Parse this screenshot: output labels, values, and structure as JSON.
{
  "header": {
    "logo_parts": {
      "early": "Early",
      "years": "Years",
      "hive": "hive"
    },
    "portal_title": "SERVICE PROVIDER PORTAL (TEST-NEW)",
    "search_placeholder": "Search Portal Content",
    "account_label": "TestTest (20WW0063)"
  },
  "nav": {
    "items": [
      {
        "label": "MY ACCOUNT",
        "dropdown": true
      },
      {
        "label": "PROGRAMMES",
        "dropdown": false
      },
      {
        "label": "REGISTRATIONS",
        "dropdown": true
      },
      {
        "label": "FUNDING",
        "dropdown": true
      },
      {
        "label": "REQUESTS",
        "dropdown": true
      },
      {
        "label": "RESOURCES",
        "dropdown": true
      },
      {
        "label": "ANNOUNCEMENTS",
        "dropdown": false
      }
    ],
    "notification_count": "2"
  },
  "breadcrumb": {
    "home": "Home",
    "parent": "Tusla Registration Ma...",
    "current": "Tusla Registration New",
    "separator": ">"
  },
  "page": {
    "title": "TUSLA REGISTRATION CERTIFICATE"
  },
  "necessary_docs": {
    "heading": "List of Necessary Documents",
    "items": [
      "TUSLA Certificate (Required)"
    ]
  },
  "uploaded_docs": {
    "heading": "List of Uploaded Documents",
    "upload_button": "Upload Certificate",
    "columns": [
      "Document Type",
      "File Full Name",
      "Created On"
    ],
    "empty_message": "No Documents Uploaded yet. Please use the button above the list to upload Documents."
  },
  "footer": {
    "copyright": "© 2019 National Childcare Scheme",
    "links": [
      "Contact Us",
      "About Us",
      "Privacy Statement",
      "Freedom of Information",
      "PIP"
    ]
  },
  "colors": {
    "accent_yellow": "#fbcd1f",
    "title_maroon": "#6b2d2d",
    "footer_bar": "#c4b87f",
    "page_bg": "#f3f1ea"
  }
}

⁂

EXERCISE PROMPT
Every entry above needs to be quoted exactly.

RESULT FOR THIS EXERCISE
Parse this screenshot: output labels, values, and structure as JSON.
{
  "header": {
    "logo_parts": {
      "early": "Early",
      "years": "Years",
      "hive": "hive"
    },
    "portal_title": "SERVICE PROVIDER PORTAL (TEST-NEW)",
    "search_placeholder": "Search Portal Content",
    "account_label": "TestTest (20WW0063)"
  },
  "nav": {
    "items": [
      {
        "label": "MY ACCOUNT",
        "dropdown": true
      },
      {
        "label": "PROGRAMMES",
        "dropdown": false
      },
      {
        "label": "REGISTRATIONS",
        "dropdown": true
      },
      {
        "label": "FUNDING",
        "dropdown": true
      },
      {
        "label": "REQUESTS",
        "dropdown": true
      },
      {
        "label": "RESOURCES",
        "dropdown": true
      },
      {
        "label": "ANNOUNCEMENTS",
        "dropdown": false
      }
    ],
    "notification_count": "2"
  },
  "breadcrumb": {
    "home": "Home",
    "parent": "Tusla Registration Ma...",
    "current": "Tusla Registration New",
    "separator": ">"
  },
  "page": {
    "title": "TUSLA REGISTRATION CERTIFICATE"
  },
  "necessary_docs": {
    "heading": "List of Necessary Documents",
    "items": [
      "TUSLA Certificate (Required)"
    ]
  },
  "uploaded_docs": {
    "heading": "List of Uploaded Documents",
    "upload_button": "Upload Certificate",
    "columns": [
      "Document Type",
      "File Full Name",
      "Created On"
    ],
    "empty_message": "No Documents Uploaded yet. Please use the button above the list to upload Documents."
  },
  "footer": {
    "copyright": "© 2019 National Childcare Scheme",
    "links": [
      "Contact Us",
      "About Us",
      "Privacy Statement",
      "Freedom of Information",
      "PIP"
    ]
  },
  "colors": {
    "accent_yellow": "#fbcd1f",
    "title_maroon": "#6b2d2d",
    "footer_bar": "#c4b87f",
    "page_bg": "#f3f1ea"
  }
}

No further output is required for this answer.